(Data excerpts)
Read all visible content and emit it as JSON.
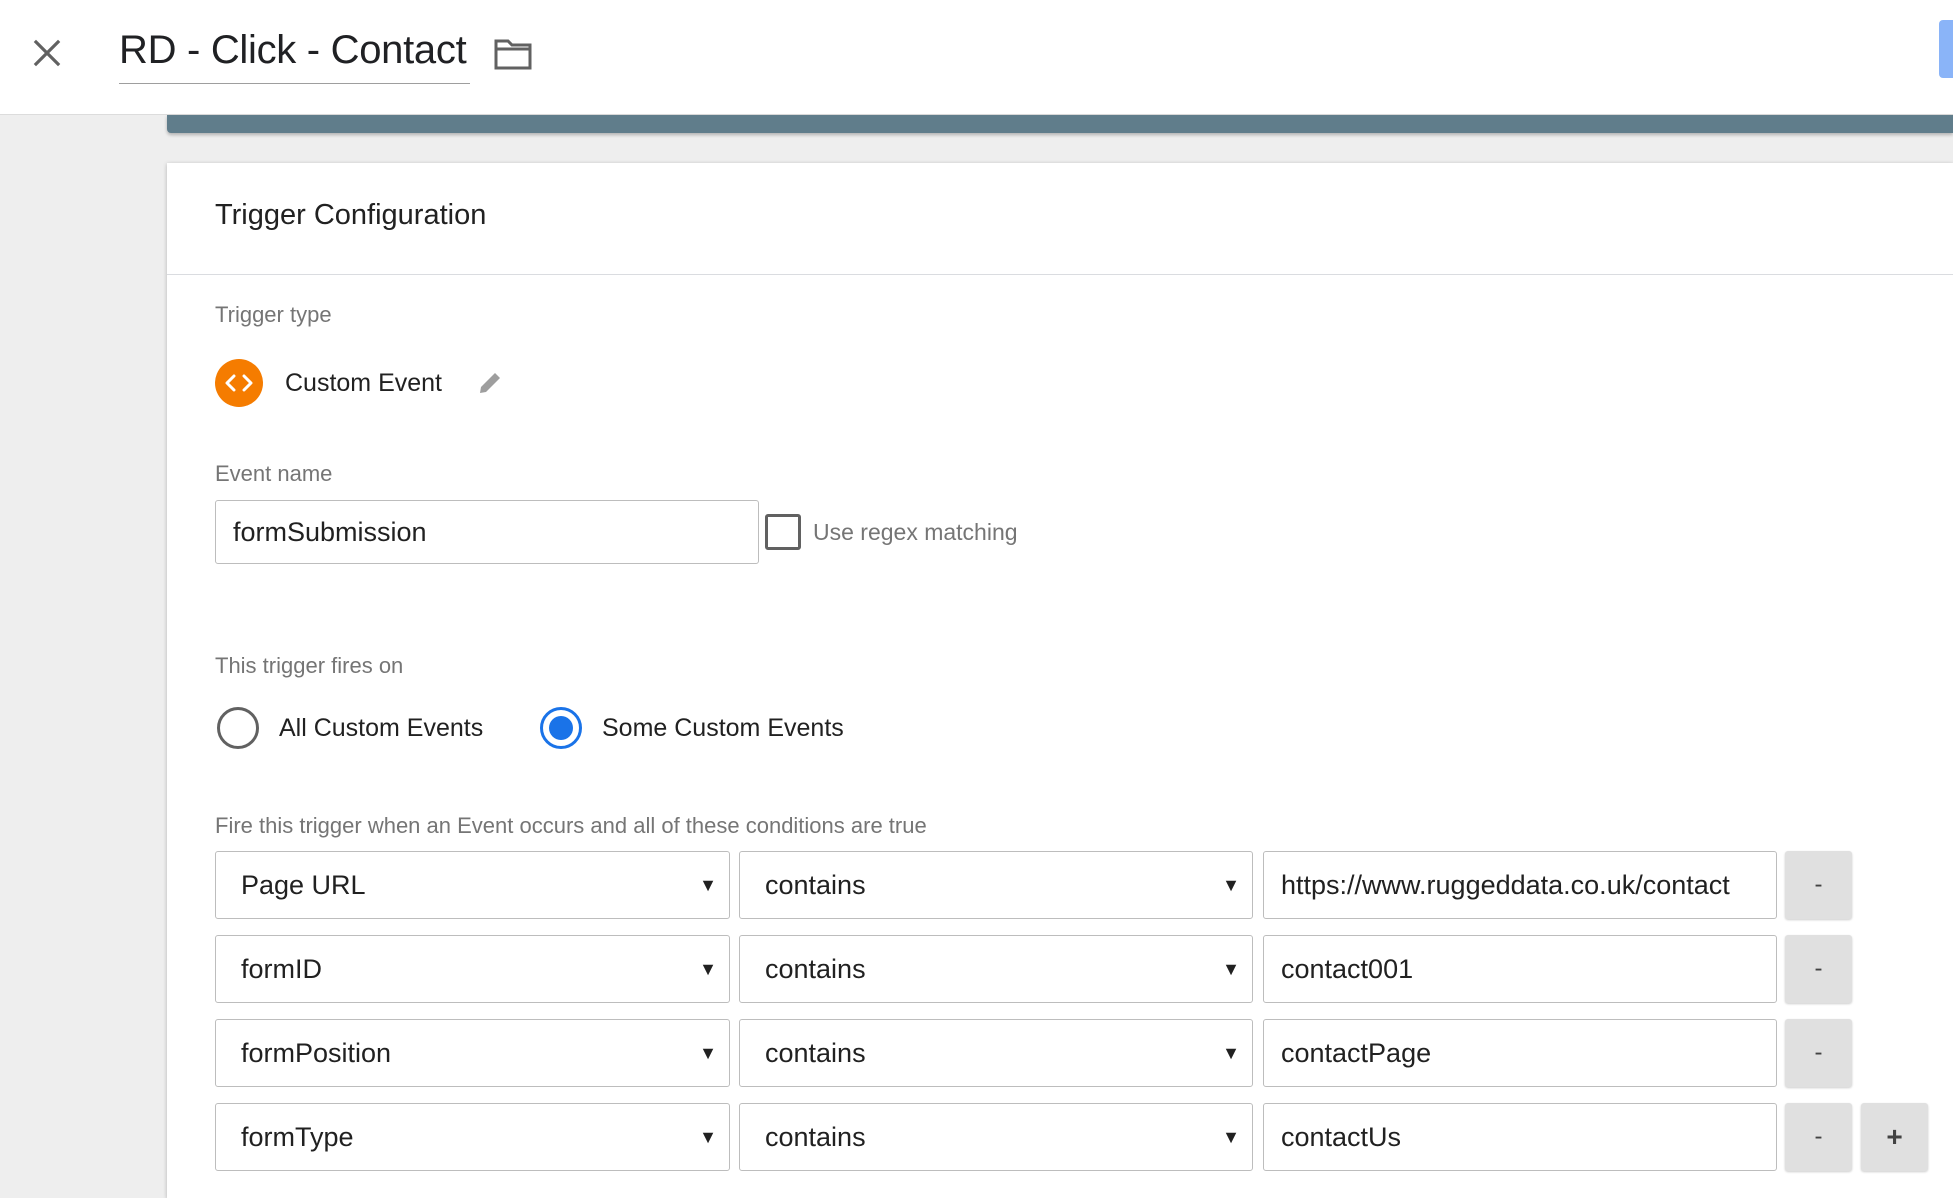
{
  "header": {
    "title": "RD - Click - Contact",
    "close_icon": "close-icon",
    "folder_icon": "folder-icon",
    "accent_color": "#8ab4f8"
  },
  "card": {
    "title": "Trigger Configuration",
    "trigger_type_label": "Trigger type",
    "trigger_type": {
      "name": "Custom Event",
      "icon": "code-brackets-icon",
      "icon_color": "#f57c00",
      "edit_icon": "pencil-icon"
    },
    "event_name_label": "Event name",
    "event_name_value": "formSubmission",
    "regex_label": "Use regex matching",
    "regex_checked": false,
    "fires_on_label": "This trigger fires on",
    "fires_on_options": [
      {
        "label": "All Custom Events",
        "selected": false
      },
      {
        "label": "Some Custom Events",
        "selected": true
      }
    ],
    "conditions_label": "Fire this trigger when an Event occurs and all of these conditions are true",
    "conditions": [
      {
        "variable": "Page URL",
        "operator": "contains",
        "value": "https://www.ruggeddata.co.uk/contact"
      },
      {
        "variable": "formID",
        "operator": "contains",
        "value": "contact001"
      },
      {
        "variable": "formPosition",
        "operator": "contains",
        "value": "contactPage"
      },
      {
        "variable": "formType",
        "operator": "contains",
        "value": "contactUs"
      }
    ],
    "remove_label": "-",
    "add_label": "+",
    "radio_color": "#1a73e8",
    "strip_color": "#607d8b"
  }
}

# What is needed
Look through the material above and pick out each line holding the word "Custom".

# Right answer
      "name": "Custom Event",
        "label": "All Custom Events",
        "label": "Some Custom Events",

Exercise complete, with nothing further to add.